* **Records provided**:
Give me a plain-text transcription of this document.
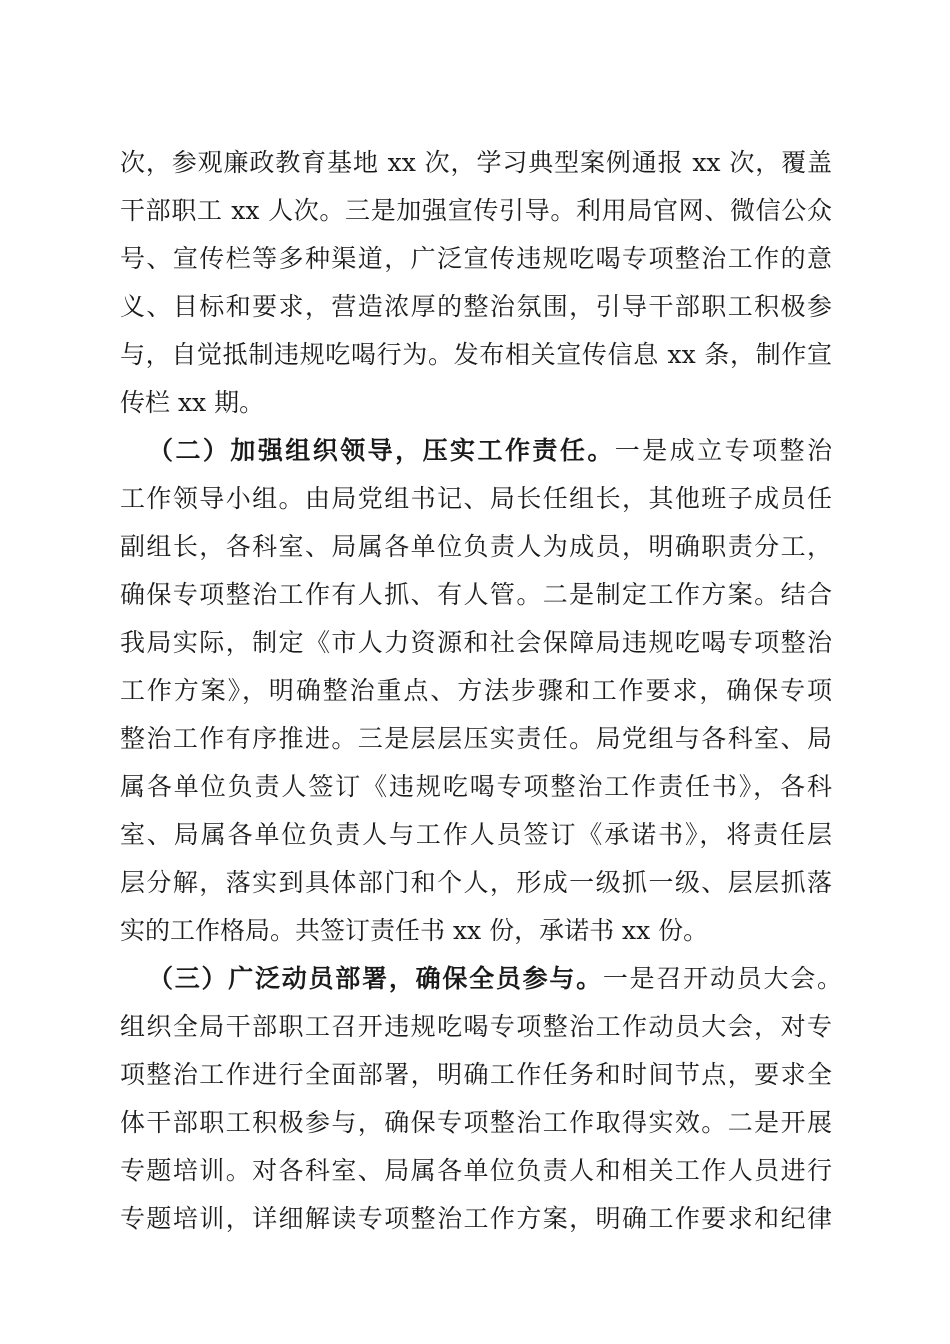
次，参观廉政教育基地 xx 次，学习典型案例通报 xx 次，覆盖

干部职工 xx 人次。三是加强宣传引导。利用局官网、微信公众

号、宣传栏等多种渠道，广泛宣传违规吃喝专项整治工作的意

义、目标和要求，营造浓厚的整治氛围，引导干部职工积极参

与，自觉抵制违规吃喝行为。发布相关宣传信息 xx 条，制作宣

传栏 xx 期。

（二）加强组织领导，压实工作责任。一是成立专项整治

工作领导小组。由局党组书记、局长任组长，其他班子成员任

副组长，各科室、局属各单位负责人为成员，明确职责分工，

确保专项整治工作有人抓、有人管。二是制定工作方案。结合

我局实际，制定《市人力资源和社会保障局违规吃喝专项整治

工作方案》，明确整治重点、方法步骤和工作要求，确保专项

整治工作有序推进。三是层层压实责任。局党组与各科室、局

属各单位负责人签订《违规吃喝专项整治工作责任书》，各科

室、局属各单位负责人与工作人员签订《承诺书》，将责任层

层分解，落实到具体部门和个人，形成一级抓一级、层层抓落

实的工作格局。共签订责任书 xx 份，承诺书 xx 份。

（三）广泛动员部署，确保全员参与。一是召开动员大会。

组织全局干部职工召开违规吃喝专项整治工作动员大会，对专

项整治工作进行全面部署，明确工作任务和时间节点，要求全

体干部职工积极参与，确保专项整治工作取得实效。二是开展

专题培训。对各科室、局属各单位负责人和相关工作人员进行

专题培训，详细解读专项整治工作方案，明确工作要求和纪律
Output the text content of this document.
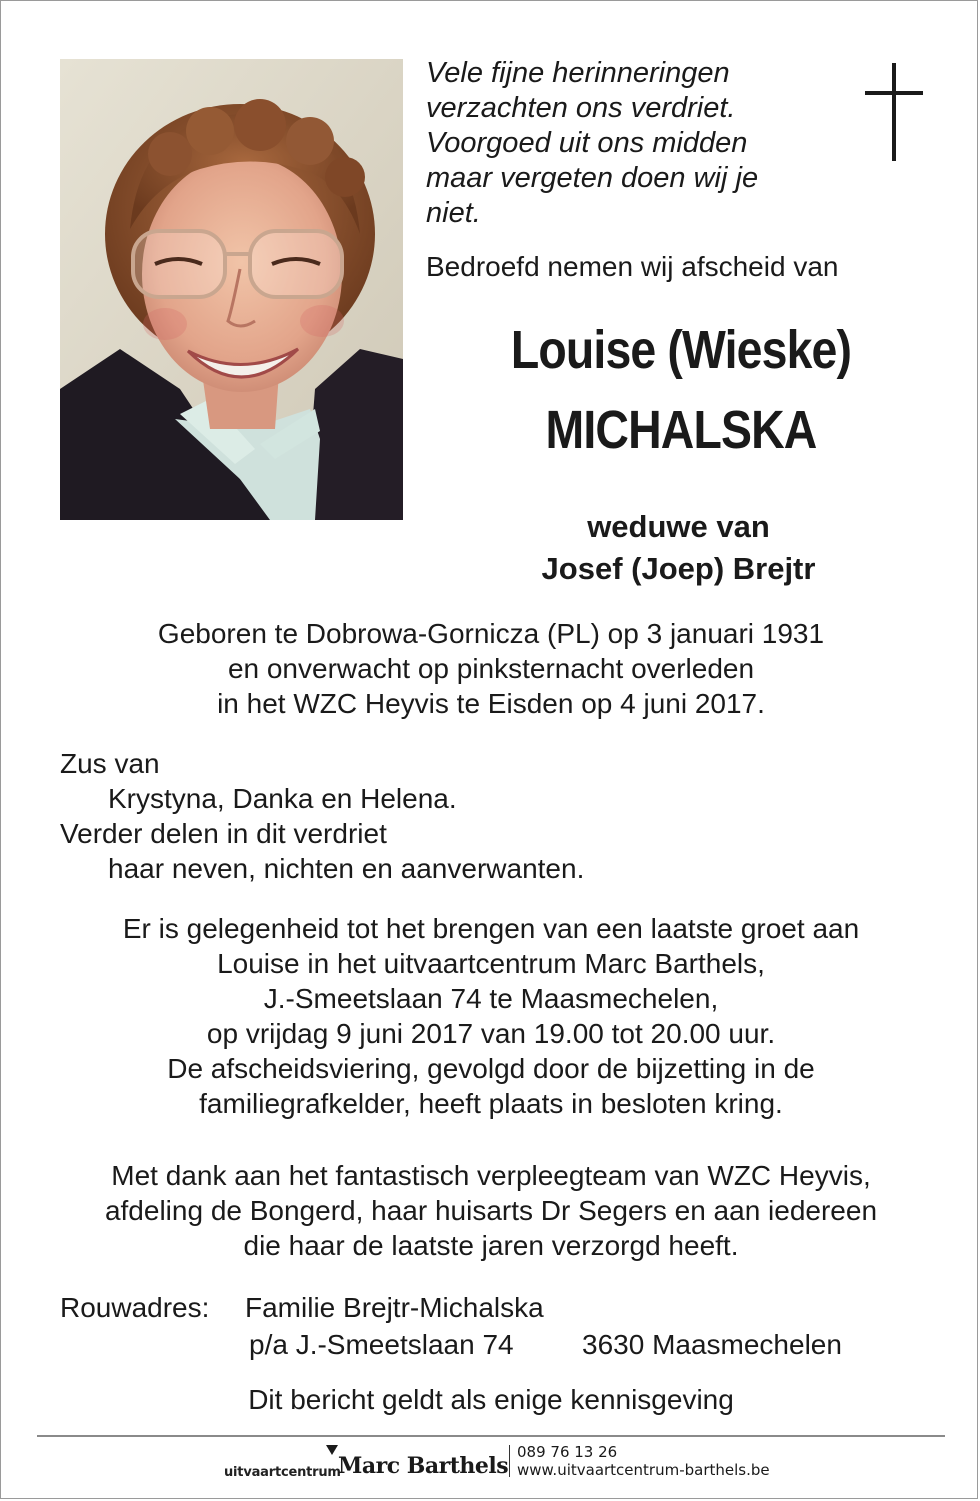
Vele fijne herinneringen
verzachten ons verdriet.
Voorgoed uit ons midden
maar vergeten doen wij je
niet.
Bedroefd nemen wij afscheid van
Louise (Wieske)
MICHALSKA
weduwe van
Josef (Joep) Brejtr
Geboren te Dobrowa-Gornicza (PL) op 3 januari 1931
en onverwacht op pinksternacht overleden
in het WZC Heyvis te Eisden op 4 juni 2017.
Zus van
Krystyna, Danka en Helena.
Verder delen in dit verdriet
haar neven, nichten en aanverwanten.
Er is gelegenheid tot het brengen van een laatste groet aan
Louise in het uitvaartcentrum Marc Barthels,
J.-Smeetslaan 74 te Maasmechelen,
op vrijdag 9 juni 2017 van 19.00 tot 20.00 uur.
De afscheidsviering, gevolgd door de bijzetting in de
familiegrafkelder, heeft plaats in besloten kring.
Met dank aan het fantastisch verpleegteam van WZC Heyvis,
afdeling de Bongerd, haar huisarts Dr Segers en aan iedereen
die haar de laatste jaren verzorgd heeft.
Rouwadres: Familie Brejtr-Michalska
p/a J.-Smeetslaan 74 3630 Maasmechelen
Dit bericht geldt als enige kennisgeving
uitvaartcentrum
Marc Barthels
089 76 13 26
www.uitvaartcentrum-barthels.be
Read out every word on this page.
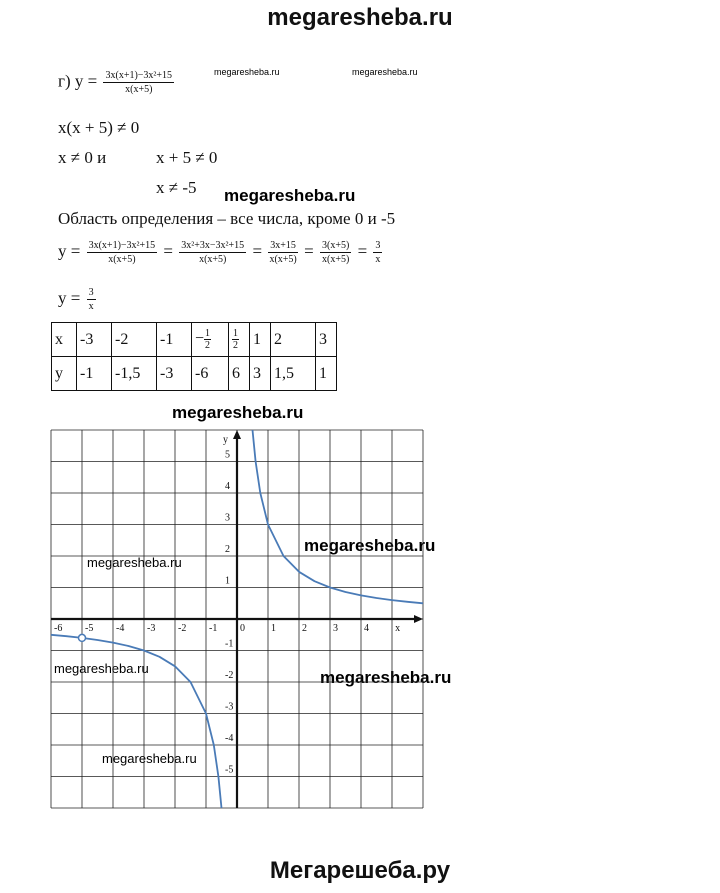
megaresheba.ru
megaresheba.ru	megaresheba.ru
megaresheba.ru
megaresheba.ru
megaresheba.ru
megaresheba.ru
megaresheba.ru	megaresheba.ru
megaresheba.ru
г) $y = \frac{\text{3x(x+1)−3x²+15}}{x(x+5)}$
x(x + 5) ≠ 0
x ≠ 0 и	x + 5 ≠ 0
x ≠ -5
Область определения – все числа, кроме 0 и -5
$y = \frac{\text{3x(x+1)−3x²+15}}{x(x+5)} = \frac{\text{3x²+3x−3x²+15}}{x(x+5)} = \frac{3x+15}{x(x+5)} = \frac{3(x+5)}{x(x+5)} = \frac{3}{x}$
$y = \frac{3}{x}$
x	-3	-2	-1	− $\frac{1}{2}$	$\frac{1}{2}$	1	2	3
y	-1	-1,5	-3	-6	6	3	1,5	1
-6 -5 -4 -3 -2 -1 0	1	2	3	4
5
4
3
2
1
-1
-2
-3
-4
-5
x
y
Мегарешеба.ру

* **What the exercise asks**:
Return each line exactly as written. Any picture gets left out.

* **Reply to the exercise**:
Give me a plain-text transcription of this document.
次，参观廉政教育基地 xx 次，学习典型案例通报 xx 次，覆盖

干部职工 xx 人次。三是加强宣传引导。利用局官网、微信公众

号、宣传栏等多种渠道，广泛宣传违规吃喝专项整治工作的意

义、目标和要求，营造浓厚的整治氛围，引导干部职工积极参

与，自觉抵制违规吃喝行为。发布相关宣传信息 xx 条，制作宣

传栏 xx 期。

（二）加强组织领导，压实工作责任。一是成立专项整治

工作领导小组。由局党组书记、局长任组长，其他班子成员任

副组长，各科室、局属各单位负责人为成员，明确职责分工，

确保专项整治工作有人抓、有人管。二是制定工作方案。结合

我局实际，制定《市人力资源和社会保障局违规吃喝专项整治

工作方案》，明确整治重点、方法步骤和工作要求，确保专项

整治工作有序推进。三是层层压实责任。局党组与各科室、局

属各单位负责人签订《违规吃喝专项整治工作责任书》，各科

室、局属各单位负责人与工作人员签订《承诺书》，将责任层

层分解，落实到具体部门和个人，形成一级抓一级、层层抓落

实的工作格局。共签订责任书 xx 份，承诺书 xx 份。

（三）广泛动员部署，确保全员参与。一是召开动员大会。

组织全局干部职工召开违规吃喝专项整治工作动员大会，对专

项整治工作进行全面部署，明确工作任务和时间节点，要求全

体干部职工积极参与，确保专项整治工作取得实效。二是开展

专题培训。对各科室、局属各单位负责人和相关工作人员进行

专题培训，详细解读专项整治工作方案，明确工作要求和纪律
Output the text content of this document.
Vele fijne herinneringen
verzachten ons verdriet.
Voorgoed uit ons midden
maar vergeten doen wij je
niet.
Bedroefd nemen wij afscheid van
Louise (Wieske)
MICHALSKA
weduwe van
Josef (Joep) Brejtr
Geboren te Dobrowa-Gornicza (PL) op 3 januari 1931
en onverwacht op pinksternacht overleden
in het WZC Heyvis te Eisden op 4 juni 2017.
Zus van
Krystyna, Danka en Helena.
Verder delen in dit verdriet
haar neven, nichten en aanverwanten.
Er is gelegenheid tot het brengen van een laatste groet aan
Louise in het uitvaartcentrum Marc Barthels,
J.-Smeetslaan 74 te Maasmechelen,
op vrijdag 9 juni 2017 van 19.00 tot 20.00 uur.
De afscheidsviering, gevolgd door de bijzetting in de
familiegrafkelder, heeft plaats in besloten kring.
Met dank aan het fantastisch verpleegteam van WZC Heyvis,
afdeling de Bongerd, haar huisarts Dr Segers en aan iedereen
die haar de laatste jaren verzorgd heeft.
Rouwadres: Familie Brejtr-Michalska
p/a J.-Smeetslaan 74 3630 Maasmechelen
Dit bericht geldt als enige kennisgeving
uitvaartcentrum
Marc Barthels
089 76 13 26
www.uitvaartcentrum-barthels.be
Read out every word on this page.
megaresheba.ru
megaresheba.ru	megaresheba.ru
megaresheba.ru
megaresheba.ru
megaresheba.ru
megaresheba.ru
megaresheba.ru	megaresheba.ru
megaresheba.ru
г) $y = \frac{\text{3x(x+1)−3x²+15}}{x(x+5)}$
x(x + 5) ≠ 0
x ≠ 0 и	x + 5 ≠ 0
x ≠ -5
Область определения – все числа, кроме 0 и -5
$y = \frac{\text{3x(x+1)−3x²+15}}{x(x+5)} = \frac{\text{3x²+3x−3x²+15}}{x(x+5)} = \frac{3x+15}{x(x+5)} = \frac{3(x+5)}{x(x+5)} = \frac{3}{x}$
$y = \frac{3}{x}$
x	-3	-2	-1	− $\frac{1}{2}$	$\frac{1}{2}$	1	2	3
y	-1	-1,5	-3	-6	6	3	1,5	1
-6 -5 -4 -3 -2 -1 0	1	2	3	4
5
4
3
2
1
-1
-2
-3
-4
-5
x
y
Мегарешеба.ру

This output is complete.